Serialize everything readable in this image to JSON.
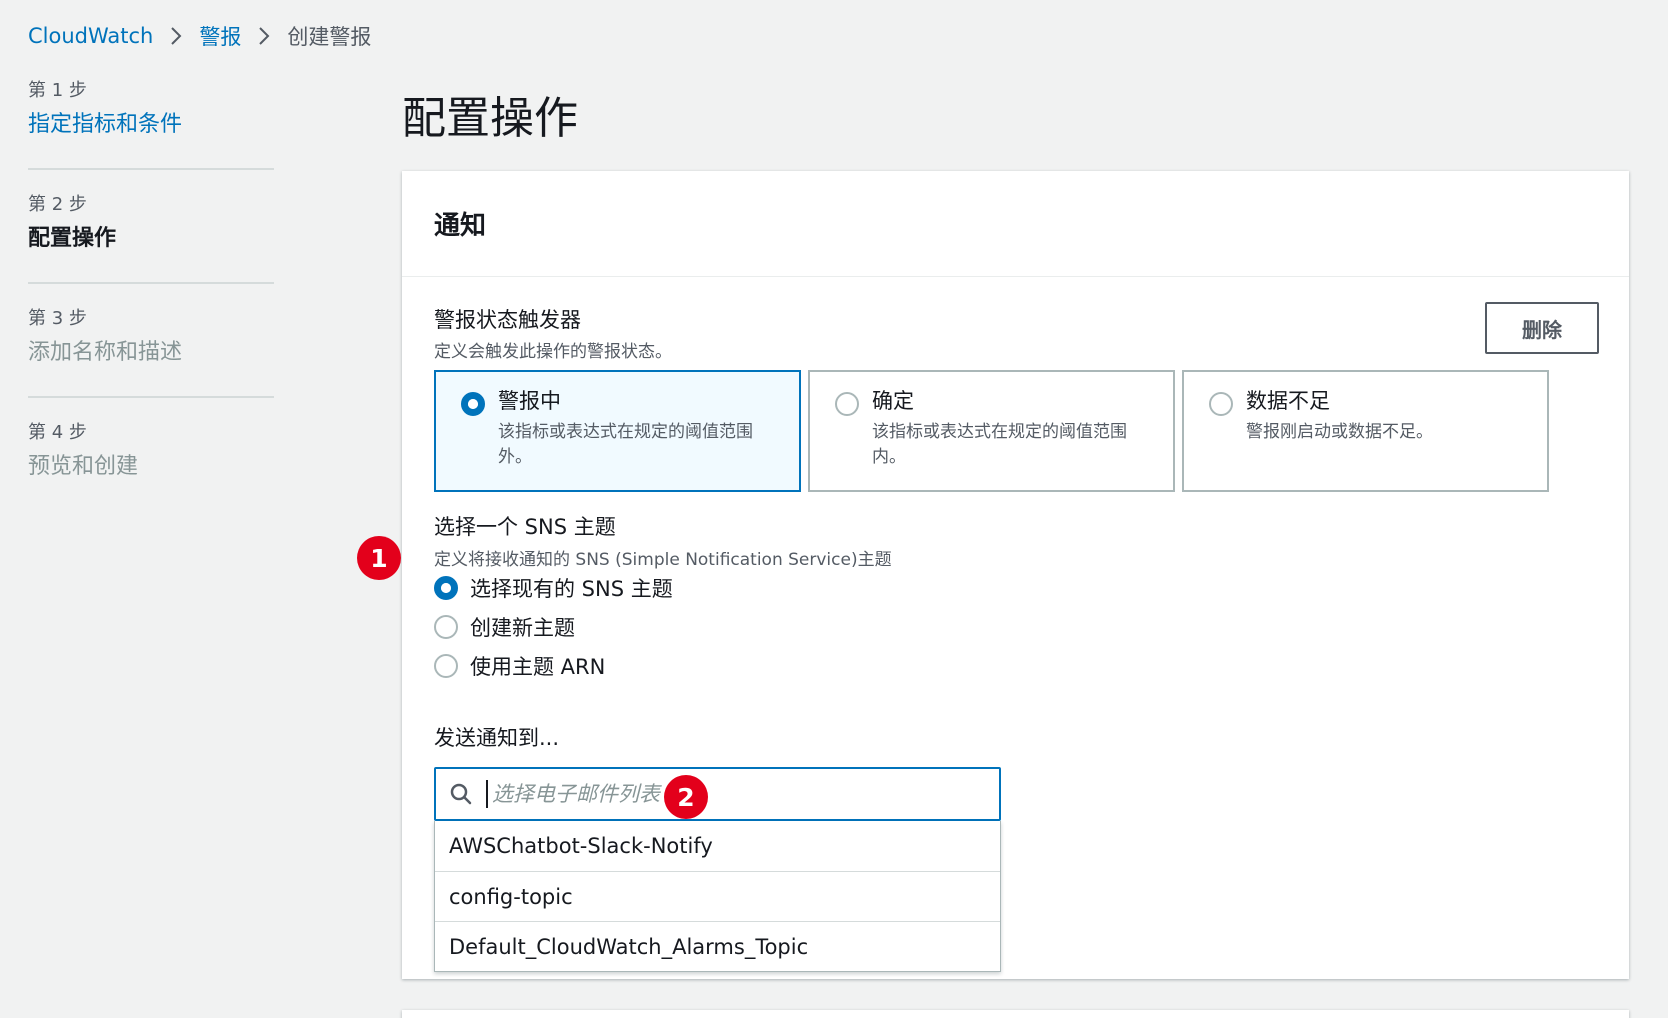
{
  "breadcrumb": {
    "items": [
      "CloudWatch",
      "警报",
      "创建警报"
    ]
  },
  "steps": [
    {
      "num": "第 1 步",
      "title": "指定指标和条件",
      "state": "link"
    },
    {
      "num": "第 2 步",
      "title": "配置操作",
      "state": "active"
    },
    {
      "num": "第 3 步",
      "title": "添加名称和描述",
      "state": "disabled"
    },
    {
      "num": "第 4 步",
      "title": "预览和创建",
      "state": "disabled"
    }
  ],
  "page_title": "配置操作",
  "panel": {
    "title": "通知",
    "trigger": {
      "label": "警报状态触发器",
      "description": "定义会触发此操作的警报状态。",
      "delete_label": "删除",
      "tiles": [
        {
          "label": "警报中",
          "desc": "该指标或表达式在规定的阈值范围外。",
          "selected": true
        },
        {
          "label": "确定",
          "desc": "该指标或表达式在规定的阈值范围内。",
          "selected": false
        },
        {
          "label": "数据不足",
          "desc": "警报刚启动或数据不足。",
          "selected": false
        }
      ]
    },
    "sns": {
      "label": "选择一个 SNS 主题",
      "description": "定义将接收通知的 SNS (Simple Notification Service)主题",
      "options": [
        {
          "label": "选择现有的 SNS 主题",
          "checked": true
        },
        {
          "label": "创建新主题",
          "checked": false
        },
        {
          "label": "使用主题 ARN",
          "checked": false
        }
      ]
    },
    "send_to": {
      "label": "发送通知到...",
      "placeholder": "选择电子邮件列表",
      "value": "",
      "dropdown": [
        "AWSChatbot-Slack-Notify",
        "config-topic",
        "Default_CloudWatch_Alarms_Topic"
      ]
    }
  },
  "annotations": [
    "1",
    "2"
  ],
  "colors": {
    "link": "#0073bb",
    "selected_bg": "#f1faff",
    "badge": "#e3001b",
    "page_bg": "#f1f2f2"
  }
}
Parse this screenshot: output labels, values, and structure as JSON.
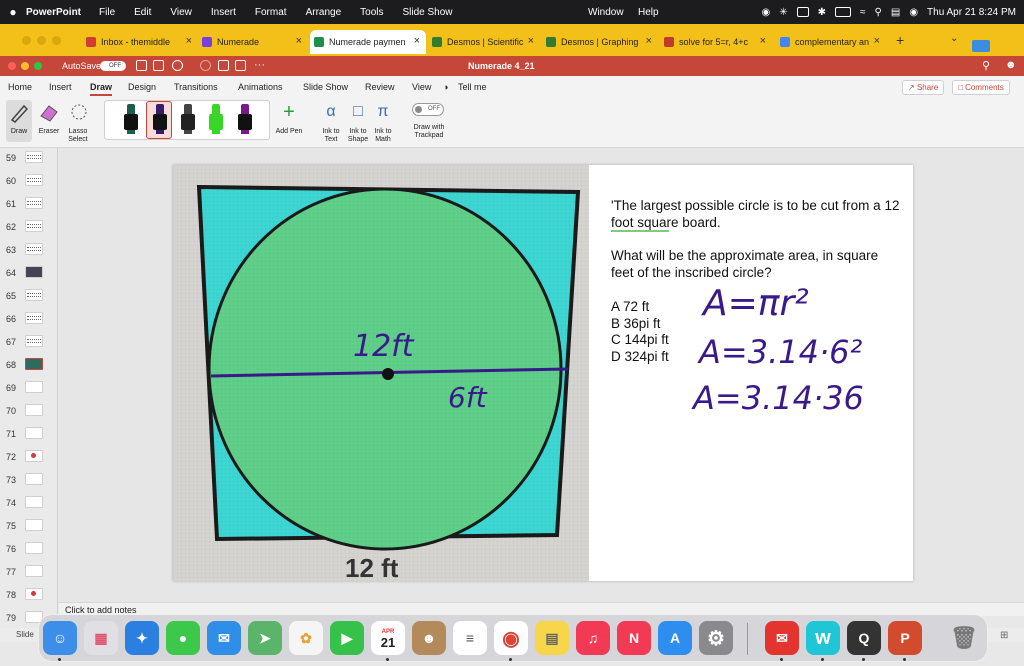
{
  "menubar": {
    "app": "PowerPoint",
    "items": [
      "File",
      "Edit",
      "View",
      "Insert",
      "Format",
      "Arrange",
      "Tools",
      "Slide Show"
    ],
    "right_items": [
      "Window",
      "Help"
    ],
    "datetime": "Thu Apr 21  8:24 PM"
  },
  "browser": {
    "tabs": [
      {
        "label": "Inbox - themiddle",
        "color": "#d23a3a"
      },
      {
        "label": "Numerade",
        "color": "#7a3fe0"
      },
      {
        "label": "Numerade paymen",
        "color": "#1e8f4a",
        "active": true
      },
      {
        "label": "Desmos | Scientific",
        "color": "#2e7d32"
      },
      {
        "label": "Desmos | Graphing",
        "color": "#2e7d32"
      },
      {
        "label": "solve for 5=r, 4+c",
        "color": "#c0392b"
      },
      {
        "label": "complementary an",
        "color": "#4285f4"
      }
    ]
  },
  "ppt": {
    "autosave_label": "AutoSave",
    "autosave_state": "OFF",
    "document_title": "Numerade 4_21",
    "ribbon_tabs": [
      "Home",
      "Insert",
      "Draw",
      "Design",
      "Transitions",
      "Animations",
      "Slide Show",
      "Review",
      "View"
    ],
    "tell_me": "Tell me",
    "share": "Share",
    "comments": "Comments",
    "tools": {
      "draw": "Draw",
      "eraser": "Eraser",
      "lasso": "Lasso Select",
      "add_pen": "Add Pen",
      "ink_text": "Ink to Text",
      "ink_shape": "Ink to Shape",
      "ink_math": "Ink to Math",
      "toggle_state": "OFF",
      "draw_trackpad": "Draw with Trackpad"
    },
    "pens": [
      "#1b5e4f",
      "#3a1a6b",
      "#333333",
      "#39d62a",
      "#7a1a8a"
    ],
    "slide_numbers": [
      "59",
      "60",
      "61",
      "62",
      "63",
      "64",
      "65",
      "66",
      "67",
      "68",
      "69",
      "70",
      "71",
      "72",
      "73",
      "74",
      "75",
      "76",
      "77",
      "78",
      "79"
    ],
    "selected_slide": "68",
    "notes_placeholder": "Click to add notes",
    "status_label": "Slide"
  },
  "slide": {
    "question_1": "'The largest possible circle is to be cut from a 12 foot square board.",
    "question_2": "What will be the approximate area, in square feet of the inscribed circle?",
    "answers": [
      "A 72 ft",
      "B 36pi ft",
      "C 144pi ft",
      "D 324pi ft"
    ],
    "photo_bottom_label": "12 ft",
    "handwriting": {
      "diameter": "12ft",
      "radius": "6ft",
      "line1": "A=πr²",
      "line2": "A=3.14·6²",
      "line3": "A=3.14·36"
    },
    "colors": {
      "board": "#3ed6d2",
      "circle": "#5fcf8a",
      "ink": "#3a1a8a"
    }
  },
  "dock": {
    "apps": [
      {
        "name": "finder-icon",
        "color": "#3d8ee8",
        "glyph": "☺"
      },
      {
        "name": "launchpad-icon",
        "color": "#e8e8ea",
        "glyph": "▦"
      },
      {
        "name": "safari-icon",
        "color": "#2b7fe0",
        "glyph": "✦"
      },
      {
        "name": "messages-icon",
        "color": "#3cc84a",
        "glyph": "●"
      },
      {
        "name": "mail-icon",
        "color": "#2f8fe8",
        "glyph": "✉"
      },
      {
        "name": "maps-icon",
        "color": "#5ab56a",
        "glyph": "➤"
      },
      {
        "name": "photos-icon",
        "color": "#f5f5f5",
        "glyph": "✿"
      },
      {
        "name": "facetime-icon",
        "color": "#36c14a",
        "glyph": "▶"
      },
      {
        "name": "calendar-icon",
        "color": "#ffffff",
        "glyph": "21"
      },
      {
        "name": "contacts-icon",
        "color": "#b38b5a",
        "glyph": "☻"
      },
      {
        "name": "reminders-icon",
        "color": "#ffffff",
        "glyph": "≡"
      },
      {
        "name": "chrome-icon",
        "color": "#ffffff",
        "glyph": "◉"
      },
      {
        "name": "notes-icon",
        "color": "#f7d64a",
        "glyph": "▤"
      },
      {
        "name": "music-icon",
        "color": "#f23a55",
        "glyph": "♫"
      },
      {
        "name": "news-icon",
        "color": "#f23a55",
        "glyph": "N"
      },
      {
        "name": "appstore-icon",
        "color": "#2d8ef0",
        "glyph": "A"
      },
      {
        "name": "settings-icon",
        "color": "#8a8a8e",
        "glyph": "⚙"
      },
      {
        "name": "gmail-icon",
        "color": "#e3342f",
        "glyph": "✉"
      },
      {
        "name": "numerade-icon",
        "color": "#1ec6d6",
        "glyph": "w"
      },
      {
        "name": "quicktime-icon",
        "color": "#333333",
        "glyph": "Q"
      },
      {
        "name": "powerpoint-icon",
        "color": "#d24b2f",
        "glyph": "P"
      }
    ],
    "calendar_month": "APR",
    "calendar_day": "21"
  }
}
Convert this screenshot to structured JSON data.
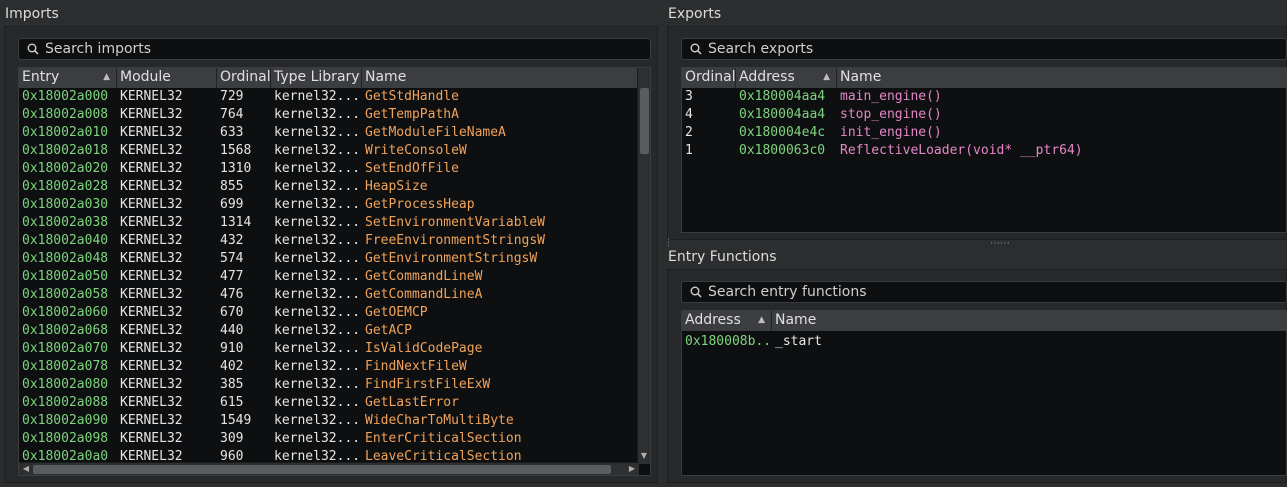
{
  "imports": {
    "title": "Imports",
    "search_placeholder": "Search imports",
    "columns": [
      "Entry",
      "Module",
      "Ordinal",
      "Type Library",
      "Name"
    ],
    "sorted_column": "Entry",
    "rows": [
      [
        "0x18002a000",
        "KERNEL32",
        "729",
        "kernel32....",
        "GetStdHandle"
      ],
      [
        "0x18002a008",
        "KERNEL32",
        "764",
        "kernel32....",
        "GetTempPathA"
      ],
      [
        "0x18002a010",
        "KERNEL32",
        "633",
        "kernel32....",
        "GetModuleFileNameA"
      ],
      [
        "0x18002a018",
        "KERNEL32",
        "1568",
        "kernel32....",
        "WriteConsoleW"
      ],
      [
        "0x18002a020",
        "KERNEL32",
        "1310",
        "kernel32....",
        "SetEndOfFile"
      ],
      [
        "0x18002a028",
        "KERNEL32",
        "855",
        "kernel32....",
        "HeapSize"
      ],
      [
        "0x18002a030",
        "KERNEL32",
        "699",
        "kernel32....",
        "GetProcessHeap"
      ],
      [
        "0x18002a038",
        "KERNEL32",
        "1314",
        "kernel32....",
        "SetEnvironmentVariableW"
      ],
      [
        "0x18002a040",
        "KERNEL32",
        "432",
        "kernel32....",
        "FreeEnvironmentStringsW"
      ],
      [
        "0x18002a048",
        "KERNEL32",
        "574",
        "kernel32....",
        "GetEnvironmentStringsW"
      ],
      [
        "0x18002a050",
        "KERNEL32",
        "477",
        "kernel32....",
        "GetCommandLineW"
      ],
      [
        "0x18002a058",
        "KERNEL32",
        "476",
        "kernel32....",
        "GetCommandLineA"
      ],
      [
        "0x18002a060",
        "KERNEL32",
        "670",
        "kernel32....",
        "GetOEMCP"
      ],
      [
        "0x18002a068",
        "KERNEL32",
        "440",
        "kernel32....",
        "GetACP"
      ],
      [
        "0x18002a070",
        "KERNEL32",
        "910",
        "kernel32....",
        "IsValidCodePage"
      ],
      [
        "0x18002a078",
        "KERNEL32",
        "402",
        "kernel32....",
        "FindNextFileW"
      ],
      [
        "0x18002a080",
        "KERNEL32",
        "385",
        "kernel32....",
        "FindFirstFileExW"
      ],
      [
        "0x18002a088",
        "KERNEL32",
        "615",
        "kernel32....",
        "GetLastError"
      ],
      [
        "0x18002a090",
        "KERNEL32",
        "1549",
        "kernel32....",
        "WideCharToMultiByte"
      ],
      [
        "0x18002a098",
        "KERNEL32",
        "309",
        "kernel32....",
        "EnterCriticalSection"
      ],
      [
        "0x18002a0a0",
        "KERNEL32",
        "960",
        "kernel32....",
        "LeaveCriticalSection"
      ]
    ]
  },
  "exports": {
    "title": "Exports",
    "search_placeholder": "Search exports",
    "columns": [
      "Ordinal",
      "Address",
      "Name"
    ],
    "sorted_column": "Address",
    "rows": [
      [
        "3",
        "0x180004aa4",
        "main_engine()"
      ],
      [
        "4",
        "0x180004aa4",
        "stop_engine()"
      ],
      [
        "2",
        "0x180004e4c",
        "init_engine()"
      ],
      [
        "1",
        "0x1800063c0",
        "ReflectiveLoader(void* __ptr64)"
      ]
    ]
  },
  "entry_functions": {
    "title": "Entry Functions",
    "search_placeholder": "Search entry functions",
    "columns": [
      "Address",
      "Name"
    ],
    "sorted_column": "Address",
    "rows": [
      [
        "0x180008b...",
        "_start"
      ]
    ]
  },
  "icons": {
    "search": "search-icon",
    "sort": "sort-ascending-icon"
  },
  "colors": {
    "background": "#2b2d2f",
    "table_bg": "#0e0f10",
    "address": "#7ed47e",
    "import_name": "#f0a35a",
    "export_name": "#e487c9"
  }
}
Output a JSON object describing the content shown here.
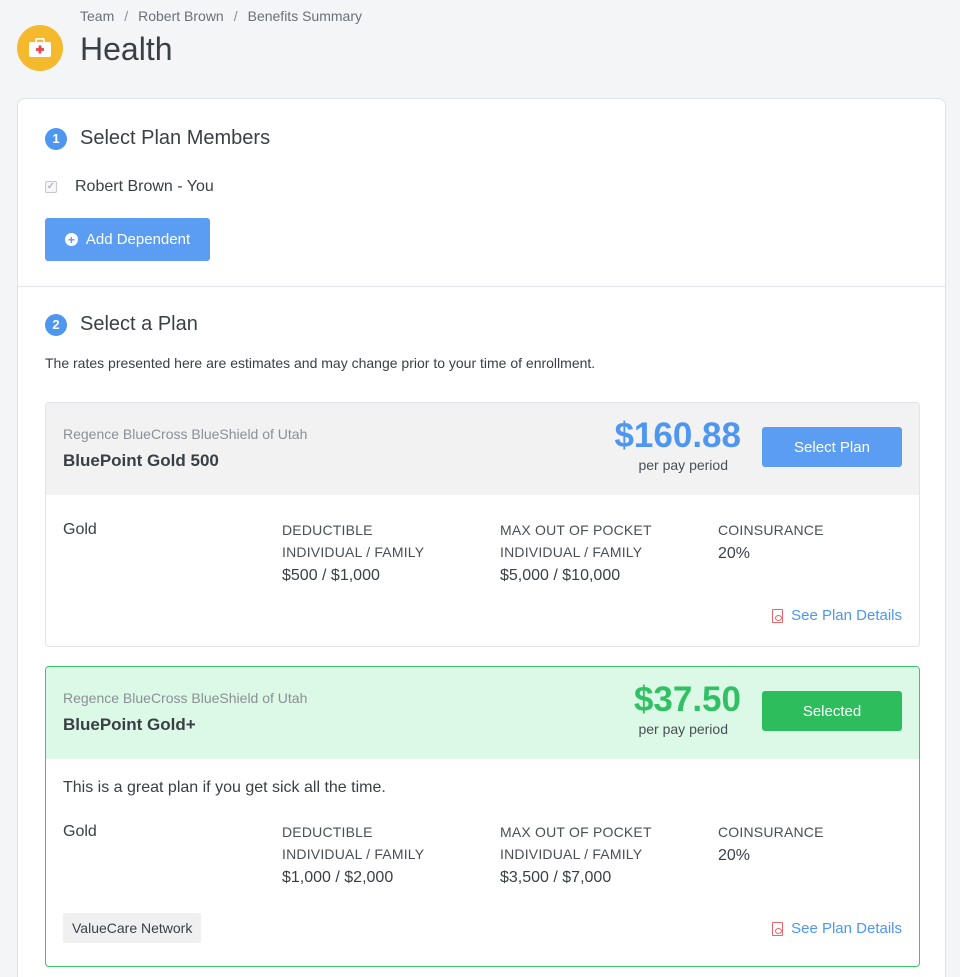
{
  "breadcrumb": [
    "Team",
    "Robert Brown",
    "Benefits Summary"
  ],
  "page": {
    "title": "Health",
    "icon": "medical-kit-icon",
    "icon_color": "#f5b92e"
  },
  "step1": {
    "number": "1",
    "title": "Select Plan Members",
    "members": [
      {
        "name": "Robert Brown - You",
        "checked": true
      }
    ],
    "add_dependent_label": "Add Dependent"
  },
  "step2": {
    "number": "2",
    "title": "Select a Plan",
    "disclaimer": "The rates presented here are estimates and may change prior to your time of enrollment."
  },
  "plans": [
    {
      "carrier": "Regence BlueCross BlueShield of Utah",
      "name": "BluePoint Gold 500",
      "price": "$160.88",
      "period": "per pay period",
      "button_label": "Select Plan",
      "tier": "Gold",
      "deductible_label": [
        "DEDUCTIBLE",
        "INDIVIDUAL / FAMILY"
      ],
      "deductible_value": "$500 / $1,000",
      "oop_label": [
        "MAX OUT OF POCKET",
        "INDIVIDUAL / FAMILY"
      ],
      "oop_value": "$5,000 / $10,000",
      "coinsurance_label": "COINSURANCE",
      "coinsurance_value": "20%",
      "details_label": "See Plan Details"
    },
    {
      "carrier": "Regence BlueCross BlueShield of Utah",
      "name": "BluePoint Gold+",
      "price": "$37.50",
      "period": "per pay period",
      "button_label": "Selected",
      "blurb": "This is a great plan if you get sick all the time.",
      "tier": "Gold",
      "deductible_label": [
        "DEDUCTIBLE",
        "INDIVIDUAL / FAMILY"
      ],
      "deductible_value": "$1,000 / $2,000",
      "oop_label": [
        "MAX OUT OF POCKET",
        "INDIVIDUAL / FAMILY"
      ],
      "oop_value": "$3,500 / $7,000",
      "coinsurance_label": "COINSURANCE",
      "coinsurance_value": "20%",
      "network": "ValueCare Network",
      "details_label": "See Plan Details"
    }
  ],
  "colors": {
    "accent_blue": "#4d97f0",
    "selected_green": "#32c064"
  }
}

____________

**Goal:** Count the lines of these entries that hold the string "screenshot", and give only that number.

**Reply:** 2